§ **Task brief**
Write out every record below exactly as it appears.

§ **Items from a dataset**

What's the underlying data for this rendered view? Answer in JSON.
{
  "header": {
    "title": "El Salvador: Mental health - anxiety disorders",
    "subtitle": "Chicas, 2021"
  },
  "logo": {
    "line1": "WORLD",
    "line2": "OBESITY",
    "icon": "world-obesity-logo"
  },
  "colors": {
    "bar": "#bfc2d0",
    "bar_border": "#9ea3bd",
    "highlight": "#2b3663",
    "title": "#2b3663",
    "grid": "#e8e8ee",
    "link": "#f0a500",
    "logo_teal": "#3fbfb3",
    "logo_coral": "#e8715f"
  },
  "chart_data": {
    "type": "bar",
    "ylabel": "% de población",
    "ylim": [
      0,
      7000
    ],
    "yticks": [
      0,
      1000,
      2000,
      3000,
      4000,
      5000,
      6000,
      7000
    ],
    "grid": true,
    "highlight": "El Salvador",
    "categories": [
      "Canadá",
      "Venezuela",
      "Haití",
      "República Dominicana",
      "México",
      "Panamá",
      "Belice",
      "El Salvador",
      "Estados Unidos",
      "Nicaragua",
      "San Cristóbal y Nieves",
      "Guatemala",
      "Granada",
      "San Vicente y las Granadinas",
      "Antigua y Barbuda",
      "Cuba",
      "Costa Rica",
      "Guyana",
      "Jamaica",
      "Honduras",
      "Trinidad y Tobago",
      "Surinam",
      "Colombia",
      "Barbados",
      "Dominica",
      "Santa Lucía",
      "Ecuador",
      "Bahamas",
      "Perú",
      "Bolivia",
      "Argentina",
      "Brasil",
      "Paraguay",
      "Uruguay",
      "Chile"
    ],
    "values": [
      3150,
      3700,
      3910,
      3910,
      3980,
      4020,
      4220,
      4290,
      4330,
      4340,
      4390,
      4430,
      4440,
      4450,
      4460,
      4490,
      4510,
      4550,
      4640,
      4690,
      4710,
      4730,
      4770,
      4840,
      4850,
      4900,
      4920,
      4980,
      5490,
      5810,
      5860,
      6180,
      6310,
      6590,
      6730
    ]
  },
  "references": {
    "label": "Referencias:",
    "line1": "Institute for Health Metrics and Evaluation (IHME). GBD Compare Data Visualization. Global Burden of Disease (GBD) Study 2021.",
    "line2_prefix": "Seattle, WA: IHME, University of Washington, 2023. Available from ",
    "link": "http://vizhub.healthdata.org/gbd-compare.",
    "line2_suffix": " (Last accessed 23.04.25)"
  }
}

§ **Finished exercise**
What's the underlying data for this rendered view? Answer in JSON.
{
  "header": {
    "title": "El Salvador: Mental health - anxiety disorders",
    "subtitle": "Chicas, 2021"
  },
  "logo": {
    "line1": "WORLD",
    "line2": "OBESITY",
    "icon": "world-obesity-logo"
  },
  "colors": {
    "bar": "#bfc2d0",
    "bar_border": "#9ea3bd",
    "highlight": "#2b3663",
    "title": "#2b3663",
    "grid": "#e8e8ee",
    "link": "#f0a500",
    "logo_teal": "#3fbfb3",
    "logo_coral": "#e8715f"
  },
  "chart_data": {
    "type": "bar",
    "ylabel": "% de población",
    "ylim": [
      0,
      7000
    ],
    "yticks": [
      0,
      1000,
      2000,
      3000,
      4000,
      5000,
      6000,
      7000
    ],
    "grid": true,
    "highlight": "El Salvador",
    "categories": [
      "Canadá",
      "Venezuela",
      "Haití",
      "República Dominicana",
      "México",
      "Panamá",
      "Belice",
      "El Salvador",
      "Estados Unidos",
      "Nicaragua",
      "San Cristóbal y Nieves",
      "Guatemala",
      "Granada",
      "San Vicente y las Granadinas",
      "Antigua y Barbuda",
      "Cuba",
      "Costa Rica",
      "Guyana",
      "Jamaica",
      "Honduras",
      "Trinidad y Tobago",
      "Surinam",
      "Colombia",
      "Barbados",
      "Dominica",
      "Santa Lucía",
      "Ecuador",
      "Bahamas",
      "Perú",
      "Bolivia",
      "Argentina",
      "Brasil",
      "Paraguay",
      "Uruguay",
      "Chile"
    ],
    "values": [
      3150,
      3700,
      3910,
      3910,
      3980,
      4020,
      4220,
      4290,
      4330,
      4340,
      4390,
      4430,
      4440,
      4450,
      4460,
      4490,
      4510,
      4550,
      4640,
      4690,
      4710,
      4730,
      4770,
      4840,
      4850,
      4900,
      4920,
      4980,
      5490,
      5810,
      5860,
      6180,
      6310,
      6590,
      6730
    ]
  },
  "references": {
    "label": "Referencias:",
    "line1": "Institute for Health Metrics and Evaluation (IHME). GBD Compare Data Visualization. Global Burden of Disease (GBD) Study 2021.",
    "line2_prefix": "Seattle, WA: IHME, University of Washington, 2023. Available from ",
    "link": "http://vizhub.healthdata.org/gbd-compare.",
    "line2_suffix": " (Last accessed 23.04.25)"
  }
}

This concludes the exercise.